• Goal:
Compile every line that includes the word "this".

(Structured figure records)
● ● ● ● ●
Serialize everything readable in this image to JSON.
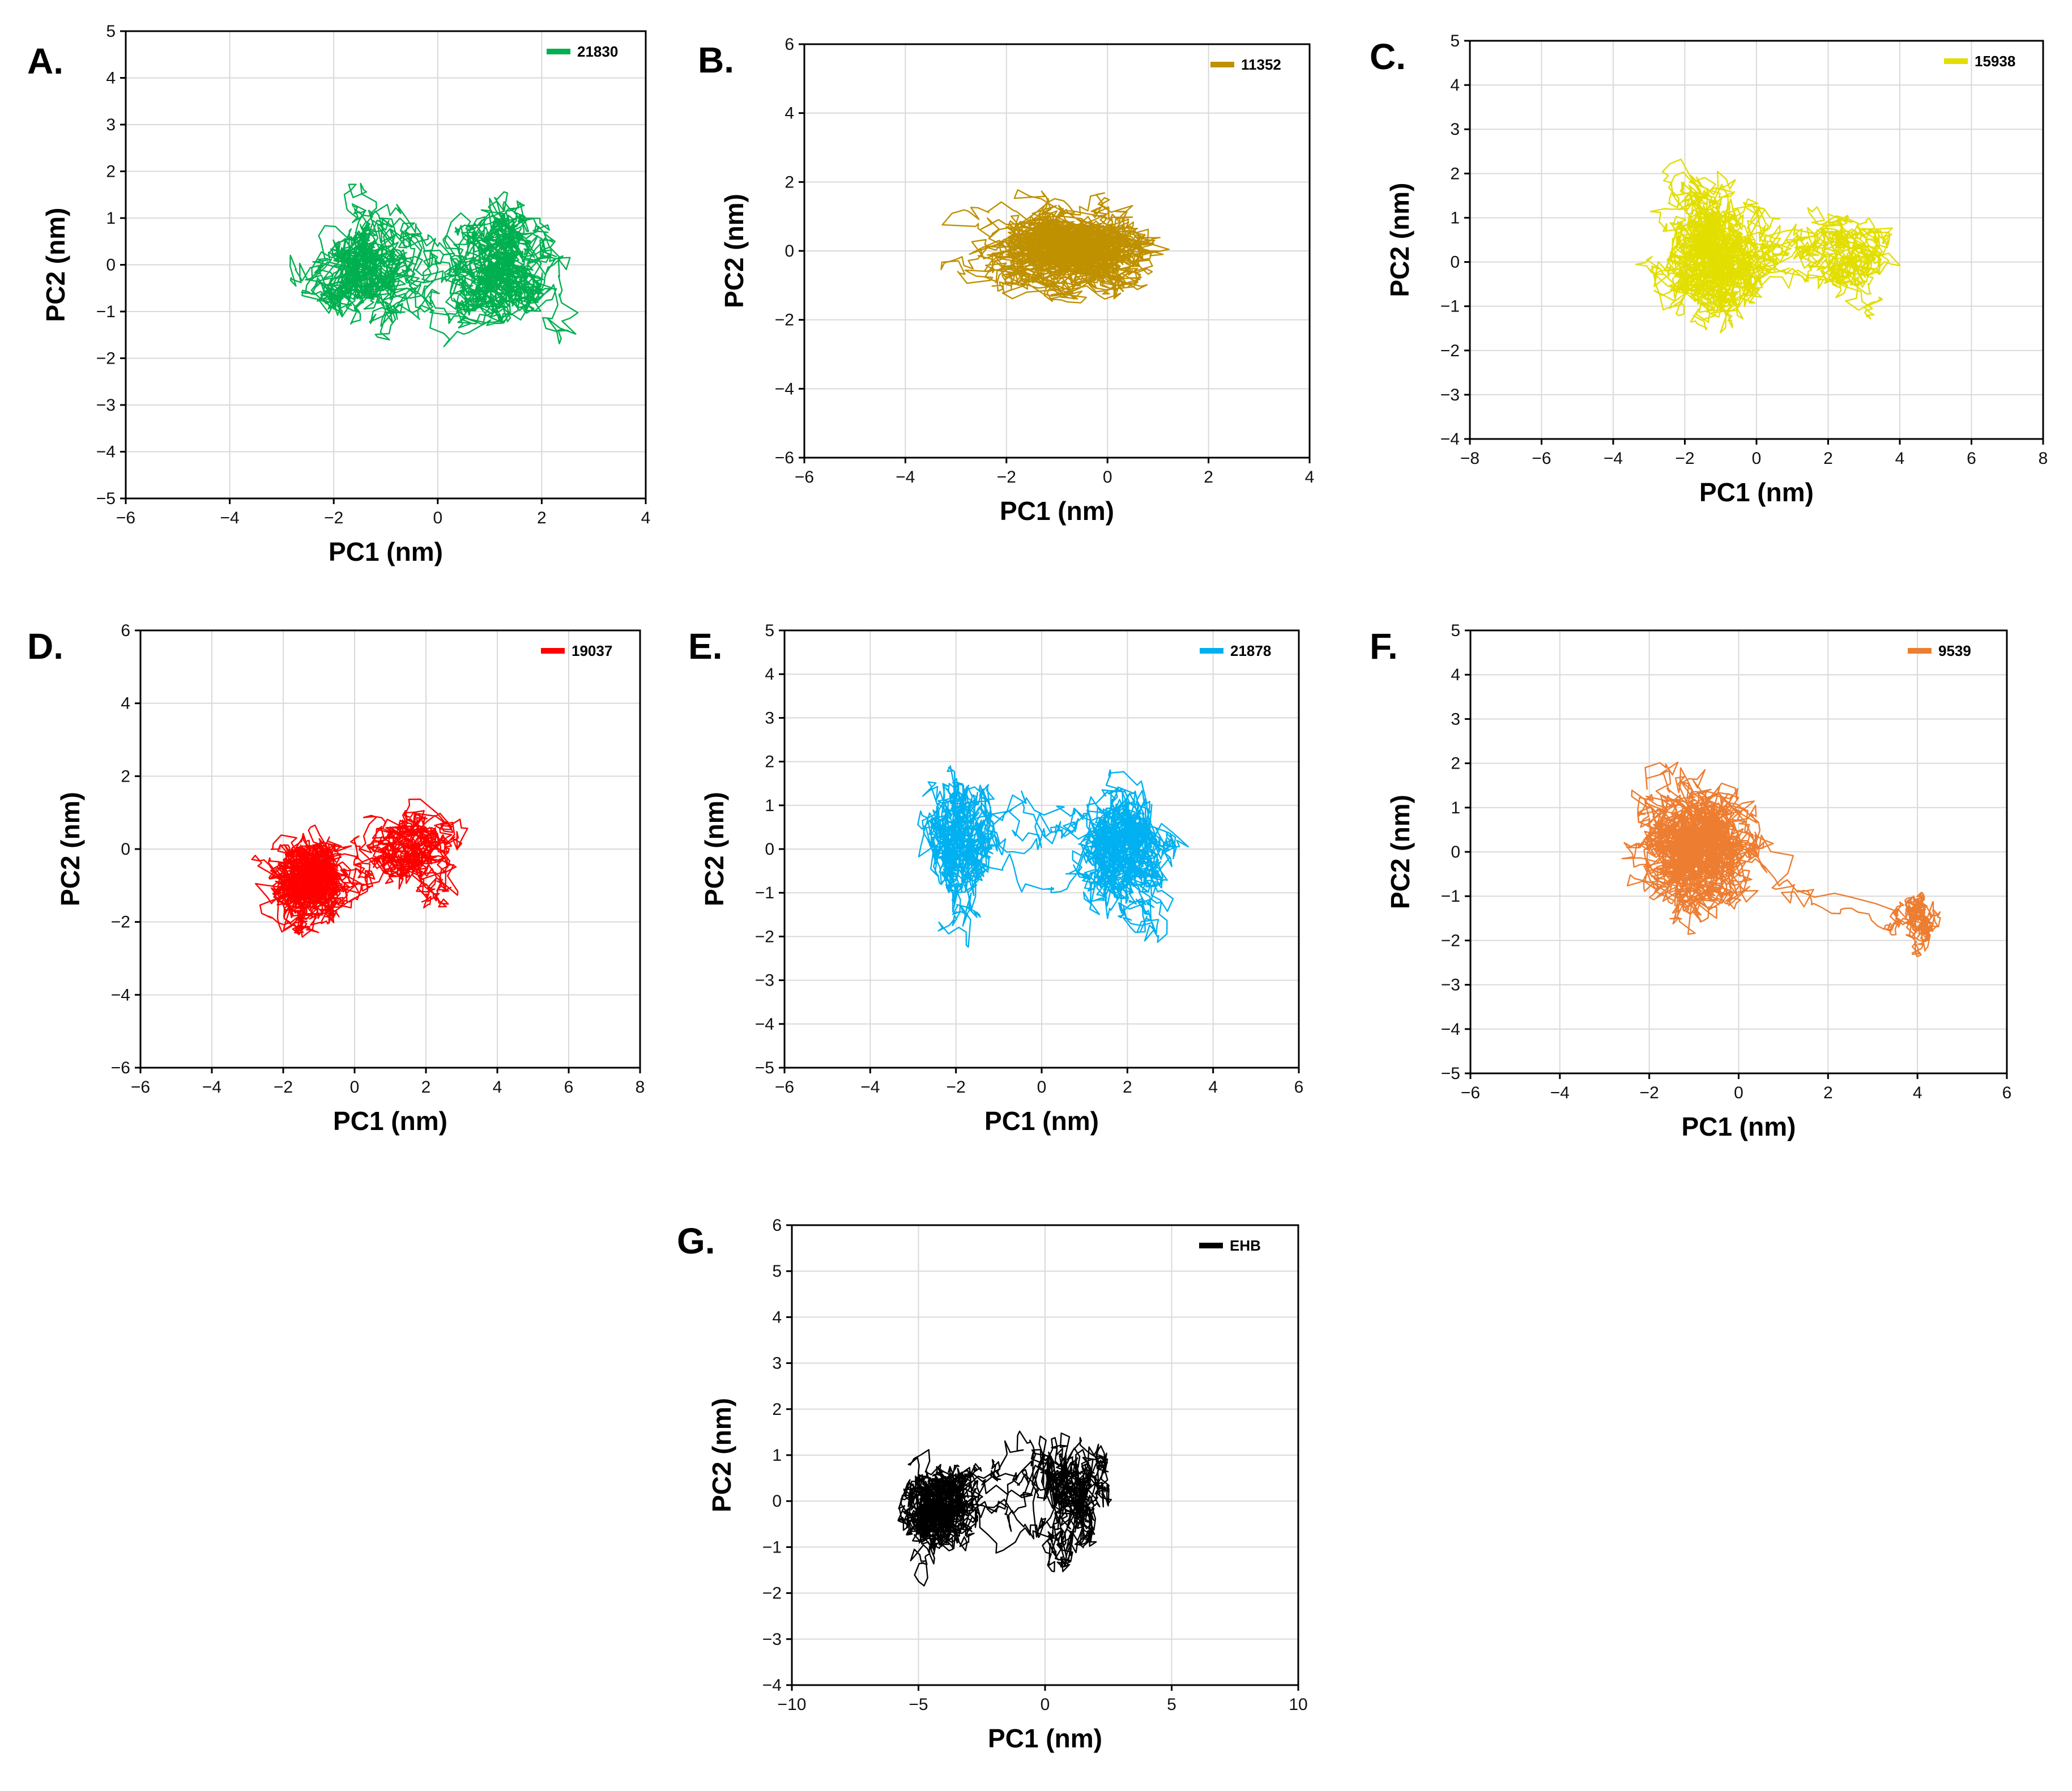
{
  "chart_data": [
    {
      "id": "A",
      "panel_label": "A.",
      "type": "line",
      "series": [
        {
          "name": "21830",
          "color": "#00b050"
        }
      ],
      "xlabel": "PC1 (nm)",
      "ylabel": "PC2 (nm)",
      "xlim": [
        -6,
        4
      ],
      "ylim": [
        -5,
        5
      ],
      "xticks": [
        -6,
        -4,
        -2,
        0,
        2,
        4
      ],
      "yticks": [
        -5,
        -4,
        -3,
        -2,
        -1,
        0,
        1,
        2,
        3,
        4,
        5
      ],
      "grid": true,
      "legend": "top-right",
      "clusters": [
        {
          "cx": -1.3,
          "cy": 0.0,
          "sx": 0.9,
          "sy": 1.1,
          "w": 1
        },
        {
          "cx": 1.2,
          "cy": 0.0,
          "sx": 0.9,
          "sy": 1.1,
          "w": 1
        }
      ],
      "extent_x": [
        -3.7,
        3.4
      ],
      "extent_y": [
        -4.5,
        4.5
      ]
    },
    {
      "id": "B",
      "panel_label": "B.",
      "type": "line",
      "series": [
        {
          "name": "11352",
          "color": "#bf9000"
        }
      ],
      "xlabel": "PC1 (nm)",
      "ylabel": "PC2 (nm)",
      "xlim": [
        -6,
        4
      ],
      "ylim": [
        -6,
        6
      ],
      "xticks": [
        -6,
        -4,
        -2,
        0,
        2,
        4
      ],
      "yticks": [
        -6,
        -4,
        -2,
        0,
        2,
        4,
        6
      ],
      "grid": true,
      "legend": "top-right",
      "clusters": [
        {
          "cx": -0.8,
          "cy": 0.0,
          "sx": 1.4,
          "sy": 1.1,
          "w": 1
        }
      ],
      "extent_x": [
        -5.0,
        3.4
      ],
      "extent_y": [
        -4.1,
        5.0
      ]
    },
    {
      "id": "C",
      "panel_label": "C.",
      "type": "line",
      "series": [
        {
          "name": "15938",
          "color": "#e2de00"
        }
      ],
      "xlabel": "PC1 (nm)",
      "ylabel": "PC2 (nm)",
      "xlim": [
        -8,
        8
      ],
      "ylim": [
        -4,
        5
      ],
      "xticks": [
        -8,
        -6,
        -4,
        -2,
        0,
        2,
        4,
        6,
        8
      ],
      "yticks": [
        -4,
        -3,
        -2,
        -1,
        0,
        1,
        2,
        3,
        4,
        5
      ],
      "grid": true,
      "legend": "top-right",
      "clusters": [
        {
          "cx": -1.4,
          "cy": 0.2,
          "sx": 1.3,
          "sy": 1.2,
          "w": 1
        },
        {
          "cx": 2.8,
          "cy": 0.2,
          "sx": 1.3,
          "sy": 0.9,
          "w": 1
        }
      ],
      "extent_x": [
        -5.8,
        5.8
      ],
      "extent_y": [
        -3.2,
        4.5
      ]
    },
    {
      "id": "D",
      "panel_label": "D.",
      "type": "line",
      "series": [
        {
          "name": "19037",
          "color": "#ff0000"
        }
      ],
      "xlabel": "PC1 (nm)",
      "ylabel": "PC2 (nm)",
      "xlim": [
        -6,
        8
      ],
      "ylim": [
        -6,
        6
      ],
      "xticks": [
        -6,
        -4,
        -2,
        0,
        2,
        4,
        6,
        8
      ],
      "yticks": [
        -6,
        -4,
        -2,
        0,
        2,
        4,
        6
      ],
      "grid": true,
      "legend": "top-right",
      "clusters": [
        {
          "cx": -1.3,
          "cy": -0.8,
          "sx": 1.1,
          "sy": 1.1,
          "w": 1
        },
        {
          "cx": 1.8,
          "cy": 0.0,
          "sx": 1.2,
          "sy": 1.1,
          "w": 1
        }
      ],
      "extent_x": [
        -4.8,
        5.4
      ],
      "extent_y": [
        -4.9,
        4.1
      ]
    },
    {
      "id": "E",
      "panel_label": "E.",
      "type": "line",
      "series": [
        {
          "name": "21878",
          "color": "#00b0f0"
        }
      ],
      "xlabel": "PC1 (nm)",
      "ylabel": "PC2 (nm)",
      "xlim": [
        -6,
        6
      ],
      "ylim": [
        -5,
        5
      ],
      "xticks": [
        -6,
        -4,
        -2,
        0,
        2,
        4,
        6
      ],
      "yticks": [
        -5,
        -4,
        -3,
        -2,
        -1,
        0,
        1,
        2,
        3,
        4,
        5
      ],
      "grid": true,
      "legend": "top-right",
      "clusters": [
        {
          "cx": -2.0,
          "cy": 0.0,
          "sx": 0.75,
          "sy": 1.35,
          "w": 1
        },
        {
          "cx": 2.0,
          "cy": 0.0,
          "sx": 1.0,
          "sy": 1.35,
          "w": 1
        }
      ],
      "extent_x": [
        -4.0,
        5.2
      ],
      "extent_y": [
        -4.1,
        4.2
      ]
    },
    {
      "id": "F",
      "panel_label": "F.",
      "type": "line",
      "series": [
        {
          "name": "9539",
          "color": "#ed7d31"
        }
      ],
      "xlabel": "PC1 (nm)",
      "ylabel": "PC2 (nm)",
      "xlim": [
        -6,
        6
      ],
      "ylim": [
        -5,
        5
      ],
      "xticks": [
        -6,
        -4,
        -2,
        0,
        2,
        4,
        6
      ],
      "yticks": [
        -5,
        -4,
        -3,
        -2,
        -1,
        0,
        1,
        2,
        3,
        4,
        5
      ],
      "grid": true,
      "legend": "top-right",
      "clusters": [
        {
          "cx": -0.9,
          "cy": 0.0,
          "sx": 1.2,
          "sy": 1.3,
          "w": 1
        },
        {
          "cx": 4.0,
          "cy": -1.5,
          "sx": 0.5,
          "sy": 0.7,
          "w": 0.3
        }
      ],
      "extent_x": [
        -4.8,
        5.1
      ],
      "extent_y": [
        -4.2,
        4.5
      ]
    },
    {
      "id": "G",
      "panel_label": "G.",
      "type": "line",
      "series": [
        {
          "name": "EHB",
          "color": "#000000"
        }
      ],
      "xlabel": "PC1 (nm)",
      "ylabel": "PC2 (nm)",
      "xlim": [
        -10,
        10
      ],
      "ylim": [
        -4,
        6
      ],
      "xticks": [
        -10,
        -5,
        0,
        5,
        10
      ],
      "yticks": [
        -4,
        -3,
        -2,
        -1,
        0,
        1,
        2,
        3,
        4,
        5,
        6
      ],
      "grid": true,
      "legend": "top-right",
      "clusters": [
        {
          "cx": -4.2,
          "cy": 0.0,
          "sx": 1.2,
          "sy": 0.9,
          "w": 1
        },
        {
          "cx": 1.2,
          "cy": 0.0,
          "sx": 1.1,
          "sy": 1.3,
          "w": 1.2
        }
      ],
      "extent_x": [
        -6.9,
        4.3
      ],
      "extent_y": [
        -3.3,
        4.6
      ]
    }
  ]
}
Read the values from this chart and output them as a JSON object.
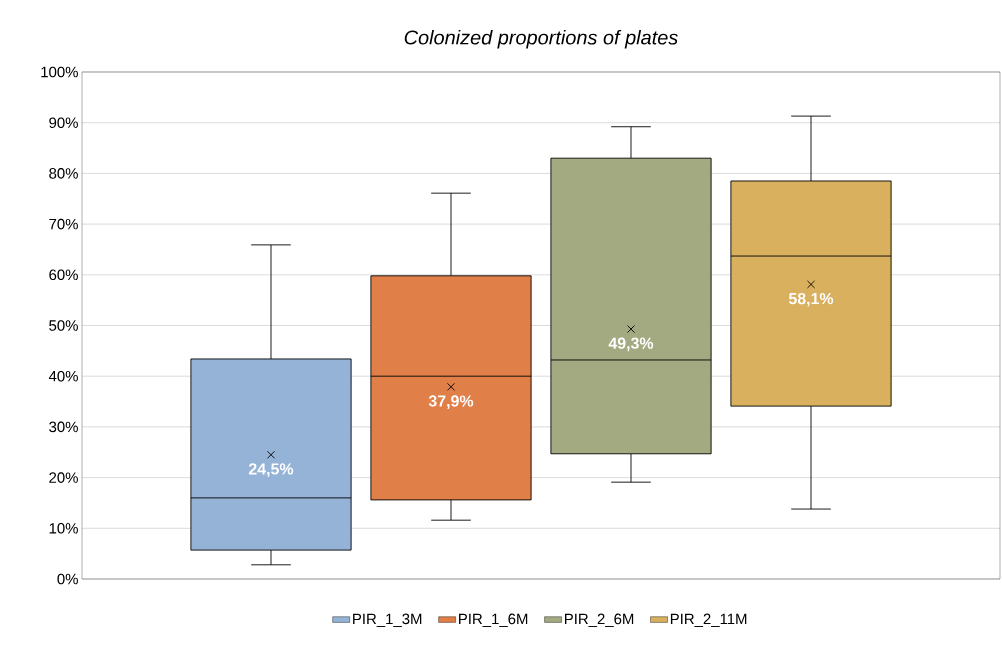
{
  "chart_data": {
    "type": "box",
    "title": "Colonized proportions of plates",
    "categories": [
      null
    ],
    "series": [
      {
        "name": "PIR_1_3M",
        "color": "#95b3d7",
        "boxes": [
          {
            "low": 2.8,
            "q1": 5.7,
            "median": 16.0,
            "q3": 43.4,
            "high": 65.9,
            "mean": 24.5
          }
        ],
        "value_labels": [
          "24,5%"
        ]
      },
      {
        "name": "PIR_1_6M",
        "color": "#e07f48",
        "boxes": [
          {
            "low": 11.6,
            "q1": 15.6,
            "median": 40.0,
            "q3": 59.8,
            "high": 76.1,
            "mean": 37.9
          }
        ],
        "value_labels": [
          "37,9%"
        ]
      },
      {
        "name": "PIR_2_6M",
        "color": "#a3aa82",
        "boxes": [
          {
            "low": 19.1,
            "q1": 24.7,
            "median": 43.2,
            "q3": 83.0,
            "high": 89.2,
            "mean": 49.3
          }
        ],
        "value_labels": [
          "49,3%"
        ]
      },
      {
        "name": "PIR_2_11M",
        "color": "#d8b05e",
        "boxes": [
          {
            "low": 13.8,
            "q1": 34.1,
            "median": 63.7,
            "q3": 78.5,
            "high": 91.3,
            "mean": 58.1
          }
        ],
        "value_labels": [
          "58,1%"
        ]
      }
    ],
    "ylim": [
      0,
      100
    ],
    "yticks": [
      {
        "value": 0,
        "label": "0%"
      },
      {
        "value": 10,
        "label": "10%"
      },
      {
        "value": 20,
        "label": "20%"
      },
      {
        "value": 30,
        "label": "30%"
      },
      {
        "value": 40,
        "label": "40%"
      },
      {
        "value": 50,
        "label": "50%"
      },
      {
        "value": 60,
        "label": "60%"
      },
      {
        "value": 70,
        "label": "70%"
      },
      {
        "value": 80,
        "label": "80%"
      },
      {
        "value": 90,
        "label": "90%"
      },
      {
        "value": 100,
        "label": "100%"
      }
    ],
    "grid": "y",
    "legend": "bottom",
    "marker": "cross",
    "tick_labels": "y"
  }
}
● ● ● ● ●
• Response to the exercise:
Serialize everything readable in this image to JSON.
Read the values from this chart and output them as a JSON object.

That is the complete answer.